Required task:
Turn the rows below into a numbered list, skipping any blank lines and leaving out the pictures.

Source data:
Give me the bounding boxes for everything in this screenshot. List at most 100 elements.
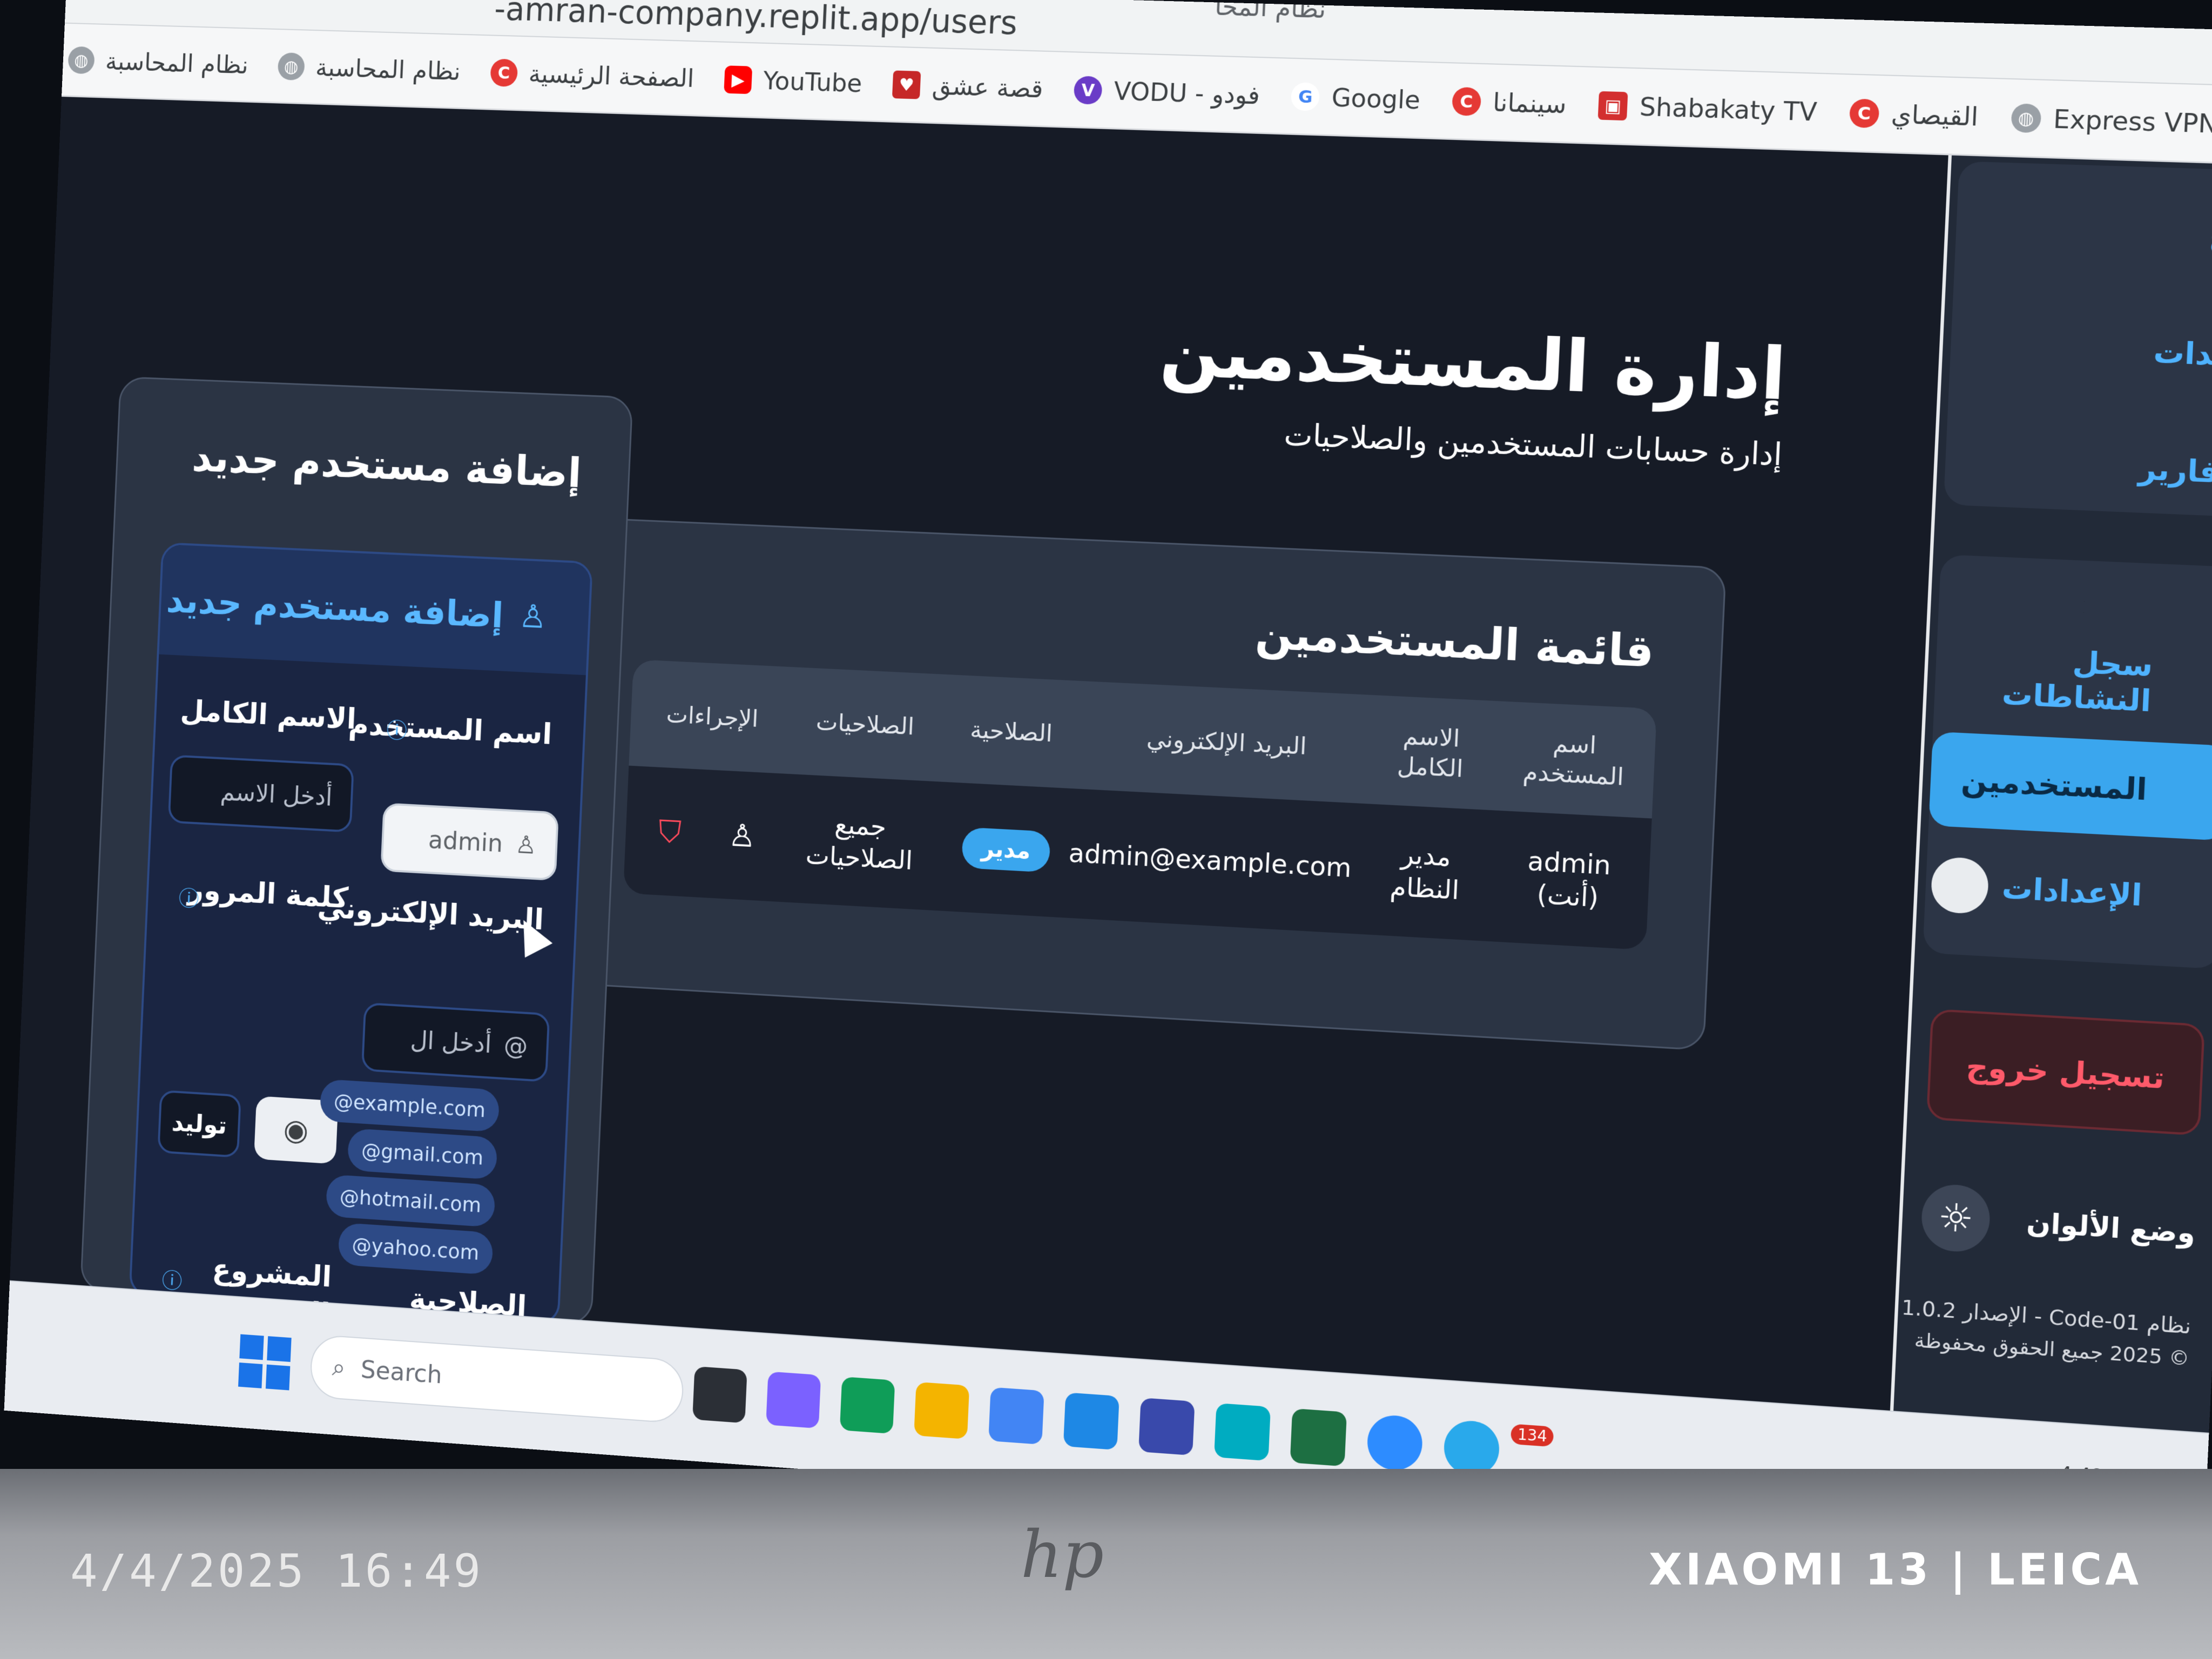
theme-row: وضع الألوان ☼ [1920, 1175, 2197, 1275]
info-icon[interactable]: ⓘ [161, 1263, 183, 1295]
edge-icon[interactable] [839, 1377, 895, 1434]
logout-label: تسجيل خروج [1965, 1048, 2166, 1096]
user-icon: ♙ [514, 830, 537, 860]
bookmark-item[interactable]: ▶ YouTube [724, 65, 862, 98]
bookmark-label: القيصاي [1890, 99, 1979, 132]
email-domain-chip[interactable]: gmail.com@ [347, 1128, 498, 1180]
bookmark-item[interactable]: ◍ Express VPN [2010, 103, 2212, 139]
address-url[interactable]: -amran-company.replit.app/users [494, 0, 1018, 42]
bookmark-item[interactable]: G Google [1291, 82, 1421, 115]
bookmark-item[interactable]: ◍ نظام المحاسبة [277, 52, 461, 85]
cell-permissions: جميع الصلاحيات [805, 810, 914, 876]
generate-label: توليد [171, 1108, 228, 1140]
bookmark-label: Shabakaty TV [1639, 91, 1818, 127]
username-label: اسم المستخدم [348, 707, 553, 751]
email-domain-chip[interactable]: hotmail.com@ [325, 1174, 496, 1228]
column-header[interactable]: اسم المستخدم [1493, 726, 1656, 794]
help-icon[interactable] [988, 1387, 1044, 1445]
username-field[interactable]: ♙ admin [380, 802, 559, 881]
sidebar-item-activity-log[interactable]: سجل النشاطات [1933, 626, 2212, 735]
sidebar-item-settings[interactable]: الإعدادات [1924, 837, 2212, 947]
sidebar-link[interactable]: ع [2208, 219, 2212, 255]
users-list-title: قائمة المستخدمين [1254, 608, 1655, 677]
column-header[interactable]: البريد الإلكتروني [1085, 720, 1368, 764]
copilot-icon[interactable] [766, 1371, 821, 1429]
paint-icon[interactable] [1214, 1402, 1271, 1461]
heart-icon: ♥ [892, 70, 921, 99]
sidebar-link[interactable]: ندات [2153, 335, 2212, 373]
fullname-field[interactable]: أدخل الاسم [167, 754, 354, 833]
task-view-icon[interactable] [692, 1366, 747, 1424]
info-icon[interactable]: ⓘ [178, 881, 200, 912]
cell-role: مدير [930, 825, 1082, 874]
email-field[interactable]: @ أدخل ال [361, 1002, 550, 1083]
sidebar-item-users[interactable]: المستخدمين [1928, 731, 2212, 841]
search-icon: ⌕ [332, 1352, 346, 1382]
taskbar-search[interactable]: ⌕ Search [309, 1334, 685, 1424]
sun-icon[interactable]: ☼ [1920, 1183, 1992, 1254]
app-viewport: ع ندات فارير سجل النشاطات المستخدمين الإ… [10, 97, 2212, 1433]
cell-full-name: مدير النظام [1389, 839, 1460, 906]
logout-button[interactable]: تسجيل خروج [1926, 1008, 2206, 1136]
google-icon: G [1291, 82, 1320, 111]
globe-icon: ◍ [277, 52, 305, 80]
photo-timestamp: 4/4/2025 16:49 [70, 1545, 483, 1597]
theme-label: وضع الألوان [2026, 1206, 2196, 1250]
globe-icon: ◍ [68, 46, 95, 74]
email-domain-chip[interactable]: yahoo.com@ [338, 1222, 494, 1275]
search-placeholder: Search [360, 1354, 443, 1390]
store-icon[interactable] [1138, 1398, 1195, 1456]
page-title: إدارة المستخدمين [1158, 309, 1788, 416]
column-header[interactable]: الصلاحية [936, 713, 1087, 750]
sidebar-top-card: ع ندات فارير [1943, 161, 2212, 517]
cell-actions: ♙ ⛉ [625, 810, 790, 858]
c-logo-icon: C [1451, 86, 1481, 116]
sidebar-item-label: المستخدمين [1960, 763, 2148, 807]
excel-icon[interactable] [1290, 1408, 1347, 1467]
bookmark-item[interactable]: ♥ قصة عشق [892, 70, 1044, 103]
cortana-icon[interactable] [1063, 1392, 1120, 1451]
bookmark-item[interactable]: C الصفحة الرئيسية [489, 58, 695, 93]
form-title: إضافة مستخدم جديد [165, 579, 504, 636]
bookmark-item[interactable]: C سينمانا [1451, 86, 1568, 119]
column-header[interactable]: الاسم الكامل [1366, 719, 1495, 786]
column-header[interactable]: الصلاحيات [793, 706, 938, 743]
bookmark-item[interactable]: C القيصاي [1849, 98, 1979, 131]
settings-toggle[interactable] [1930, 856, 1990, 915]
cell-email: admin@example.com [1068, 838, 1352, 884]
zoom-icon[interactable] [1366, 1413, 1424, 1472]
page-subtitle: إدارة حسابات المستخدمين والصلاحيات [1283, 417, 1783, 473]
bookmark-label: Express VPN [2052, 104, 2212, 139]
bookmark-label: VODU - فودو [1113, 76, 1261, 110]
bookmark-label: الصفحة الرئيسية [528, 59, 695, 93]
tv-icon: ▣ [1598, 91, 1628, 120]
sidebar-link[interactable]: فارير [2138, 451, 2212, 490]
form-header: ♙ إضافة مستخدم جديد [159, 544, 591, 676]
users-table: اسم المستخدم الاسم الكامل البريد الإلكتر… [623, 659, 1657, 950]
bookmark-item[interactable]: ▣ Shabakaty TV [1598, 90, 1818, 126]
cell-username: admin (أنت) [1527, 846, 1612, 914]
sidebar: ع ندات فارير سجل النشاطات المستخدمين الإ… [1890, 155, 2212, 1433]
notification-badge: 134 [1510, 1424, 1554, 1447]
file-explorer-icon[interactable] [914, 1381, 970, 1440]
bookmark-label: Google [1331, 82, 1421, 115]
sidebar-nav: سجل النشاطات المستخدمين الإعدادات [1923, 554, 2212, 969]
password-label: كلمة المرور [187, 872, 349, 915]
generate-password-button[interactable]: توليد [157, 1090, 241, 1158]
page-tab-title[interactable]: نظام المحا [1214, 0, 1326, 24]
at-icon: @ [503, 1030, 529, 1061]
fullname-placeholder: أدخل الاسم [219, 777, 333, 812]
shield-icon[interactable]: ⛉ [658, 812, 682, 852]
add-user-card: إضافة مستخدم جديد ♙ إضافة مستخدم جديد اس… [79, 376, 633, 1326]
user-icon[interactable]: ♙ [727, 815, 757, 855]
bookmark-item[interactable]: ◍ نظام المحاسبة [68, 45, 249, 79]
windows-start-icon[interactable] [238, 1334, 292, 1391]
bookmark-label: قصة عشق [931, 71, 1044, 103]
email-domain-chip[interactable]: example.com@ [319, 1078, 500, 1132]
globe-icon: ◍ [2010, 103, 2042, 133]
bookmark-item[interactable]: V VODU - فودو [1073, 75, 1261, 110]
role-badge: مدير [961, 827, 1051, 873]
bookmark-label: سينمانا [1492, 87, 1568, 119]
info-icon[interactable]: ⓘ [386, 713, 408, 745]
user-icon: ♙ [518, 597, 548, 636]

Answer to the task:
1. Give me the bounding boxes for everything in this screenshot. List at most 100 elements.
2. theme-row: وضع الألوان ☼ [1920, 1175, 2197, 1275]
3. info-icon[interactable]: ⓘ [161, 1263, 183, 1295]
4. edge-icon[interactable] [839, 1377, 895, 1434]
5. logout-label: تسجيل خروج [1965, 1048, 2166, 1096]
6. user-icon: ♙ [514, 830, 537, 860]
7. bookmark-item[interactable]: ▶ YouTube [724, 65, 862, 98]
8. bookmark-label: القيصاي [1890, 99, 1979, 132]
9. email-domain-chip[interactable]: gmail.com@ [347, 1128, 498, 1180]
10. bookmark-item[interactable]: ◍ Express VPN [2010, 103, 2212, 139]
11. address-url[interactable]: -amran-company.replit.app/users [494, 0, 1018, 42]
12. bookmark-item[interactable]: G Google [1291, 82, 1421, 115]
13. bookmark-item[interactable]: ◍ نظام المحاسبة [277, 52, 461, 85]
14. cell-permissions: جميع الصلاحيات [805, 810, 914, 876]
15. generate-label: توليد [171, 1108, 228, 1140]
16. bookmark-label: Shabakaty TV [1639, 91, 1818, 127]
17. username-label: اسم المستخدم [348, 707, 553, 751]
18. email-domain-chip[interactable]: hotmail.com@ [325, 1174, 496, 1228]
19. column-header[interactable]: اسم المستخدم [1493, 726, 1656, 794]
20. help-icon[interactable] [988, 1387, 1044, 1445]
21. username-field[interactable]: ♙ admin [380, 802, 559, 881]
22. sidebar-item-activity-log[interactable]: سجل النشاطات [1933, 626, 2212, 735]
23. sidebar-item-settings[interactable]: الإعدادات [1924, 837, 2212, 947]
24. sidebar-link[interactable]: ع [2208, 219, 2212, 255]
25. users-list-title: قائمة المستخدمين [1254, 608, 1655, 677]
26. column-header[interactable]: البريد الإلكتروني [1085, 720, 1368, 764]
27. copilot-icon[interactable] [766, 1371, 821, 1429]
28. paint-icon[interactable] [1214, 1402, 1271, 1461]
29. heart-icon: ♥ [892, 70, 921, 99]
30. sidebar-link[interactable]: ندات [2153, 335, 2212, 373]
31. fullname-field[interactable]: أدخل الاسم [167, 754, 354, 833]
32. task-view-icon[interactable] [692, 1366, 747, 1424]
33. info-icon[interactable]: ⓘ [178, 881, 200, 912]
34. cell-role: مدير [930, 825, 1082, 874]
35. email-field[interactable]: @ أدخل ال [361, 1002, 550, 1083]
36. sidebar-item-users[interactable]: المستخدمين [1928, 731, 2212, 841]
37. search-icon: ⌕ [332, 1352, 346, 1382]
38. taskbar-search[interactable]: ⌕ Search [309, 1334, 685, 1424]
39. sun-icon[interactable]: ☼ [1920, 1183, 1992, 1254]
40. app-viewport: ع ندات فارير سجل النشاطات المستخدمين الإ… [10, 97, 2212, 1433]
41. cell-full-name: مدير النظام [1389, 839, 1460, 906]
42. logout-button[interactable]: تسجيل خروج [1926, 1008, 2206, 1136]
43. google-icon: G [1291, 82, 1320, 111]
44. globe-icon: ◍ [277, 52, 305, 80]
45. photo-timestamp: 4/4/2025 16:49 [70, 1545, 483, 1597]
46. theme-label: وضع الألوان [2026, 1206, 2196, 1250]
47. globe-icon: ◍ [68, 46, 95, 74]
48. email-domain-chip[interactable]: yahoo.com@ [338, 1222, 494, 1275]
49. search-placeholder: Search [360, 1354, 443, 1390]
50. store-icon[interactable] [1138, 1398, 1195, 1456]
51. page-title: إدارة المستخدمين [1158, 309, 1788, 416]
52. column-header[interactable]: الصلاحية [936, 713, 1087, 750]
53. sidebar-top-card: ع ندات فارير [1943, 161, 2212, 517]
54. cell-actions: ♙ ⛉ [625, 810, 790, 858]
55. c-logo-icon: C [1451, 86, 1481, 116]
56. sidebar-item-label: المستخدمين [1960, 763, 2148, 807]
57. excel-icon[interactable] [1290, 1408, 1347, 1467]
58. bookmark-item[interactable]: ♥ قصة عشق [892, 70, 1044, 103]
59. cortana-icon[interactable] [1063, 1392, 1120, 1451]
60. bookmark-item[interactable]: C الصفحة الرئيسية [489, 58, 695, 93]
61. form-title: إضافة مستخدم جديد [165, 579, 504, 636]
62. bookmark-item[interactable]: C سينمانا [1451, 86, 1568, 119]
63. column-header[interactable]: الاسم الكامل [1366, 719, 1495, 786]
64. column-header[interactable]: الصلاحيات [793, 706, 938, 743]
65. bookmark-item[interactable]: C القيصاي [1849, 98, 1979, 131]
66. settings-toggle[interactable] [1930, 856, 1990, 915]
67. cell-email: admin@example.com [1068, 838, 1352, 884]
68. zoom-icon[interactable] [1366, 1413, 1424, 1472]
69. page-subtitle: إدارة حسابات المستخدمين والصلاحيات [1283, 417, 1783, 473]
70. bookmark-label: Express VPN [2052, 104, 2212, 139]
71. bookmark-label: VODU - فودو [1113, 76, 1261, 110]
72. bookmark-label: الصفحة الرئيسية [528, 59, 695, 93]
73. tv-icon: ▣ [1598, 91, 1628, 120]
74. sidebar-link[interactable]: فارير [2138, 451, 2212, 490]
75. form-header: ♙ إضافة مستخدم جديد [159, 544, 591, 676]
76. users-table: اسم المستخدم الاسم الكامل البريد الإلكتر… [623, 659, 1657, 950]
77. bookmark-item[interactable]: ▣ Shabakaty TV [1598, 90, 1818, 126]
78. cell-username: admin (أنت) [1527, 846, 1612, 914]
79. sidebar: ع ندات فارير سجل النشاطات المستخدمين الإ… [1890, 155, 2212, 1433]
80. notification-badge: 134 [1510, 1424, 1554, 1447]
81. file-explorer-icon[interactable] [914, 1381, 970, 1440]
82. bookmark-label: Google [1331, 82, 1421, 115]
83. sidebar-nav: سجل النشاطات المستخدمين الإعدادات [1923, 554, 2212, 969]
84. password-label: كلمة المرور [187, 872, 349, 915]
85. generate-password-button[interactable]: توليد [157, 1090, 241, 1158]
86. page-tab-title[interactable]: نظام المحا [1214, 0, 1326, 24]
87. at-icon: @ [503, 1030, 529, 1061]
88. fullname-placeholder: أدخل الاسم [219, 777, 333, 812]
89. shield-icon[interactable]: ⛉ [658, 812, 682, 852]
90. add-user-card: إضافة مستخدم جديد ♙ إضافة مستخدم جديد اس… [79, 376, 633, 1326]
91. user-icon[interactable]: ♙ [727, 815, 757, 855]
92. bookmark-item[interactable]: ◍ نظام المحاسبة [68, 45, 249, 79]
93. windows-start-icon[interactable] [238, 1334, 292, 1391]
94. bookmark-label: قصة عشق [931, 71, 1044, 103]
95. email-domain-chip[interactable]: example.com@ [319, 1078, 500, 1132]
96. globe-icon: ◍ [2010, 103, 2042, 133]
97. bookmark-item[interactable]: V VODU - فودو [1073, 75, 1261, 110]
98. role-badge: مدير [961, 827, 1051, 873]
99. bookmark-label: سينمانا [1492, 87, 1568, 119]
100. info-icon[interactable]: ⓘ [386, 713, 408, 745]
101. user-icon: ♙ [518, 597, 548, 636]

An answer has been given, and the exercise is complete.